◆ WHAT IS ASKED ◆
Each entry below is to be transcribed exactly.

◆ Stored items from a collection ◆
===

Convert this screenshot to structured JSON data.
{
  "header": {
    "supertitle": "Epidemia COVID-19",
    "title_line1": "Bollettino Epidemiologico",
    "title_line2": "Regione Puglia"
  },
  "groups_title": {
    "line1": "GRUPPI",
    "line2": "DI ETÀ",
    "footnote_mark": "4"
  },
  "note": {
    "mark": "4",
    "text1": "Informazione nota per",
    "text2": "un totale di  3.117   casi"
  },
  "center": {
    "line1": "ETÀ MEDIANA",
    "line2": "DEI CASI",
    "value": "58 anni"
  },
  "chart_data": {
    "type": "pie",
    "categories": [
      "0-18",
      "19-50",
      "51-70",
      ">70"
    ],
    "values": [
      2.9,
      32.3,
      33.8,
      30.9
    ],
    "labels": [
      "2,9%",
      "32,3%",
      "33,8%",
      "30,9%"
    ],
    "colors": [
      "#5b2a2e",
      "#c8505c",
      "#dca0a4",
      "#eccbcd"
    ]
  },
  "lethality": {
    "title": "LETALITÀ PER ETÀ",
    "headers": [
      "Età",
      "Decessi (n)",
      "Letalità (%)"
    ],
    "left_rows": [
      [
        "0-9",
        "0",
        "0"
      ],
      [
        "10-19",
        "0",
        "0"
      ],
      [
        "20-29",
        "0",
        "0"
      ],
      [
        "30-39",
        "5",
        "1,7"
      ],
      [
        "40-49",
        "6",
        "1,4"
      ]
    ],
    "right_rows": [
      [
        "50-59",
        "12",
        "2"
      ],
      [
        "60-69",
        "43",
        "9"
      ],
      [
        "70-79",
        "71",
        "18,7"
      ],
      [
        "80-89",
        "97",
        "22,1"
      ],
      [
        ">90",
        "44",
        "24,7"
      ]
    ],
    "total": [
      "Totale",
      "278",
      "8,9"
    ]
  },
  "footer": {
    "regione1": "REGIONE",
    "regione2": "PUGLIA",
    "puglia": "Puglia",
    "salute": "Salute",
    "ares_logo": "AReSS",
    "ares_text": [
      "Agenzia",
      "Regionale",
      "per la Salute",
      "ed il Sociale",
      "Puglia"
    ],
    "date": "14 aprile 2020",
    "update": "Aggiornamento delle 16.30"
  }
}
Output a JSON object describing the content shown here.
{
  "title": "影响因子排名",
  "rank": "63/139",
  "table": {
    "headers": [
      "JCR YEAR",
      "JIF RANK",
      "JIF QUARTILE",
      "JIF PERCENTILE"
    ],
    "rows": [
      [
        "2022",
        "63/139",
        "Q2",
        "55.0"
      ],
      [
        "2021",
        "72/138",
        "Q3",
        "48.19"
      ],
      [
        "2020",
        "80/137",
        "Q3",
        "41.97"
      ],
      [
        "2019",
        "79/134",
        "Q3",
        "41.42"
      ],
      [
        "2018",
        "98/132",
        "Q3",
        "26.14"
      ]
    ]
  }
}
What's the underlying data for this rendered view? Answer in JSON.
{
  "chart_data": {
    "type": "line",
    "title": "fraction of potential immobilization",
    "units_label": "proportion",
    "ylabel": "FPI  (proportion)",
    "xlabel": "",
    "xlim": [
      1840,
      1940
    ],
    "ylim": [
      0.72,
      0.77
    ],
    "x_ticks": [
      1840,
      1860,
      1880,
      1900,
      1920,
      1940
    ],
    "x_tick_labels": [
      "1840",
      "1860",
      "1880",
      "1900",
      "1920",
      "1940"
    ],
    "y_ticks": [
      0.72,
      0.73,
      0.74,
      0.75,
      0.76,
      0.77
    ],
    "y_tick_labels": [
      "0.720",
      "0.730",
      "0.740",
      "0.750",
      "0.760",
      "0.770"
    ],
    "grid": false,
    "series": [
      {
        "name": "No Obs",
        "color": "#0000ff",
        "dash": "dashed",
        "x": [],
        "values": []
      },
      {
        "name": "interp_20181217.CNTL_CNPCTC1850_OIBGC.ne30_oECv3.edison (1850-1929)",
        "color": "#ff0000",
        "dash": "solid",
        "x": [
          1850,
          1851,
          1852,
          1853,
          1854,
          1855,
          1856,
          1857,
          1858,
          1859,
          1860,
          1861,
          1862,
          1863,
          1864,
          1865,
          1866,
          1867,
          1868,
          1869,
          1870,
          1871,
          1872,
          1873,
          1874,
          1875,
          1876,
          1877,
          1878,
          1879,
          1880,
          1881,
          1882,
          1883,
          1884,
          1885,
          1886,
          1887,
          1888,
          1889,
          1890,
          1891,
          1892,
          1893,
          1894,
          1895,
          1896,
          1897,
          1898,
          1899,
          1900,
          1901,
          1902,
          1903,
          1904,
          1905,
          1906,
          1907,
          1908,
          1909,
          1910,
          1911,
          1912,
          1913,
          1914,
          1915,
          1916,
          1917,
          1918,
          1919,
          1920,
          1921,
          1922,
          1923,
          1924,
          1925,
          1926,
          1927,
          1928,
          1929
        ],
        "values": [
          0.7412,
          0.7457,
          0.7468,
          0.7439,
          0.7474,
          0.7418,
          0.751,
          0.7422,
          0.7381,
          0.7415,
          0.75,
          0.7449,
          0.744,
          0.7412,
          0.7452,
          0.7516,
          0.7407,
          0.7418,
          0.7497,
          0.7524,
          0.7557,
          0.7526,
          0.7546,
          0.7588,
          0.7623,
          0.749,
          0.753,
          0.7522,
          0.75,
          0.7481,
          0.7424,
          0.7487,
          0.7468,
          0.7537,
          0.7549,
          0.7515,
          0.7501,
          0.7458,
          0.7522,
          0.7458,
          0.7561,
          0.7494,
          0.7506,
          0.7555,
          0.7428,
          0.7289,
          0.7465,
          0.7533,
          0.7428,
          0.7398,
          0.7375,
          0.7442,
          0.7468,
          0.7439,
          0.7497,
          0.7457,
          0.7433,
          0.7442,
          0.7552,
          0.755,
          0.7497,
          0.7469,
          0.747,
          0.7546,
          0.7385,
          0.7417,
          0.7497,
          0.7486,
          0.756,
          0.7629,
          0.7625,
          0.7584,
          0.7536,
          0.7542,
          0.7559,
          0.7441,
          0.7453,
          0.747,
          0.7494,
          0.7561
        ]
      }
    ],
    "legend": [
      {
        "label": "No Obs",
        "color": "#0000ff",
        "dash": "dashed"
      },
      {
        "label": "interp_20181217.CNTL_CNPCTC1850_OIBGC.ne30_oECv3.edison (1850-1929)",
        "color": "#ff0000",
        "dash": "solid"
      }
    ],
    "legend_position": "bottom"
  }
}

===

◆ THE OUTPUT ◆
Convert this screenshot to structured JSON data.
{
  "header": {
    "supertitle": "Epidemia COVID-19",
    "title_line1": "Bollettino Epidemiologico",
    "title_line2": "Regione Puglia"
  },
  "groups_title": {
    "line1": "GRUPPI",
    "line2": "DI ETÀ",
    "footnote_mark": "4"
  },
  "note": {
    "mark": "4",
    "text1": "Informazione nota per",
    "text2": "un totale di  3.117   casi"
  },
  "center": {
    "line1": "ETÀ MEDIANA",
    "line2": "DEI CASI",
    "value": "58 anni"
  },
  "chart_data": {
    "type": "pie",
    "categories": [
      "0-18",
      "19-50",
      "51-70",
      ">70"
    ],
    "values": [
      2.9,
      32.3,
      33.8,
      30.9
    ],
    "labels": [
      "2,9%",
      "32,3%",
      "33,8%",
      "30,9%"
    ],
    "colors": [
      "#5b2a2e",
      "#c8505c",
      "#dca0a4",
      "#eccbcd"
    ]
  },
  "lethality": {
    "title": "LETALITÀ PER ETÀ",
    "headers": [
      "Età",
      "Decessi (n)",
      "Letalità (%)"
    ],
    "left_rows": [
      [
        "0-9",
        "0",
        "0"
      ],
      [
        "10-19",
        "0",
        "0"
      ],
      [
        "20-29",
        "0",
        "0"
      ],
      [
        "30-39",
        "5",
        "1,7"
      ],
      [
        "40-49",
        "6",
        "1,4"
      ]
    ],
    "right_rows": [
      [
        "50-59",
        "12",
        "2"
      ],
      [
        "60-69",
        "43",
        "9"
      ],
      [
        "70-79",
        "71",
        "18,7"
      ],
      [
        "80-89",
        "97",
        "22,1"
      ],
      [
        ">90",
        "44",
        "24,7"
      ]
    ],
    "total": [
      "Totale",
      "278",
      "8,9"
    ]
  },
  "footer": {
    "regione1": "REGIONE",
    "regione2": "PUGLIA",
    "puglia": "Puglia",
    "salute": "Salute",
    "ares_logo": "AReSS",
    "ares_text": [
      "Agenzia",
      "Regionale",
      "per la Salute",
      "ed il Sociale",
      "Puglia"
    ],
    "date": "14 aprile 2020",
    "update": "Aggiornamento delle 16.30"
  }
}
Output a JSON object describing the content shown here.
{
  "title": "影响因子排名",
  "rank": "63/139",
  "table": {
    "headers": [
      "JCR YEAR",
      "JIF RANK",
      "JIF QUARTILE",
      "JIF PERCENTILE"
    ],
    "rows": [
      [
        "2022",
        "63/139",
        "Q2",
        "55.0"
      ],
      [
        "2021",
        "72/138",
        "Q3",
        "48.19"
      ],
      [
        "2020",
        "80/137",
        "Q3",
        "41.97"
      ],
      [
        "2019",
        "79/134",
        "Q3",
        "41.42"
      ],
      [
        "2018",
        "98/132",
        "Q3",
        "26.14"
      ]
    ]
  }
}
What's the underlying data for this rendered view? Answer in JSON.
{
  "chart_data": {
    "type": "line",
    "title": "fraction of potential immobilization",
    "units_label": "proportion",
    "ylabel": "FPI  (proportion)",
    "xlabel": "",
    "xlim": [
      1840,
      1940
    ],
    "ylim": [
      0.72,
      0.77
    ],
    "x_ticks": [
      1840,
      1860,
      1880,
      1900,
      1920,
      1940
    ],
    "x_tick_labels": [
      "1840",
      "1860",
      "1880",
      "1900",
      "1920",
      "1940"
    ],
    "y_ticks": [
      0.72,
      0.73,
      0.74,
      0.75,
      0.76,
      0.77
    ],
    "y_tick_labels": [
      "0.720",
      "0.730",
      "0.740",
      "0.750",
      "0.760",
      "0.770"
    ],
    "grid": false,
    "series": [
      {
        "name": "No Obs",
        "color": "#0000ff",
        "dash": "dashed",
        "x": [],
        "values": []
      },
      {
        "name": "interp_20181217.CNTL_CNPCTC1850_OIBGC.ne30_oECv3.edison (1850-1929)",
        "color": "#ff0000",
        "dash": "solid",
        "x": [
          1850,
          1851,
          1852,
          1853,
          1854,
          1855,
          1856,
          1857,
          1858,
          1859,
          1860,
          1861,
          1862,
          1863,
          1864,
          1865,
          1866,
          1867,
          1868,
          1869,
          1870,
          1871,
          1872,
          1873,
          1874,
          1875,
          1876,
          1877,
          1878,
          1879,
          1880,
          1881,
          1882,
          1883,
          1884,
          1885,
          1886,
          1887,
          1888,
          1889,
          1890,
          1891,
          1892,
          1893,
          1894,
          1895,
          1896,
          1897,
          1898,
          1899,
          1900,
          1901,
          1902,
          1903,
          1904,
          1905,
          1906,
          1907,
          1908,
          1909,
          1910,
          1911,
          1912,
          1913,
          1914,
          1915,
          1916,
          1917,
          1918,
          1919,
          1920,
          1921,
          1922,
          1923,
          1924,
          1925,
          1926,
          1927,
          1928,
          1929
        ],
        "values": [
          0.7412,
          0.7457,
          0.7468,
          0.7439,
          0.7474,
          0.7418,
          0.751,
          0.7422,
          0.7381,
          0.7415,
          0.75,
          0.7449,
          0.744,
          0.7412,
          0.7452,
          0.7516,
          0.7407,
          0.7418,
          0.7497,
          0.7524,
          0.7557,
          0.7526,
          0.7546,
          0.7588,
          0.7623,
          0.749,
          0.753,
          0.7522,
          0.75,
          0.7481,
          0.7424,
          0.7487,
          0.7468,
          0.7537,
          0.7549,
          0.7515,
          0.7501,
          0.7458,
          0.7522,
          0.7458,
          0.7561,
          0.7494,
          0.7506,
          0.7555,
          0.7428,
          0.7289,
          0.7465,
          0.7533,
          0.7428,
          0.7398,
          0.7375,
          0.7442,
          0.7468,
          0.7439,
          0.7497,
          0.7457,
          0.7433,
          0.7442,
          0.7552,
          0.755,
          0.7497,
          0.7469,
          0.747,
          0.7546,
          0.7385,
          0.7417,
          0.7497,
          0.7486,
          0.756,
          0.7629,
          0.7625,
          0.7584,
          0.7536,
          0.7542,
          0.7559,
          0.7441,
          0.7453,
          0.747,
          0.7494,
          0.7561
        ]
      }
    ],
    "legend": [
      {
        "label": "No Obs",
        "color": "#0000ff",
        "dash": "dashed"
      },
      {
        "label": "interp_20181217.CNTL_CNPCTC1850_OIBGC.ne30_oECv3.edison (1850-1929)",
        "color": "#ff0000",
        "dash": "solid"
      }
    ],
    "legend_position": "bottom"
  }
}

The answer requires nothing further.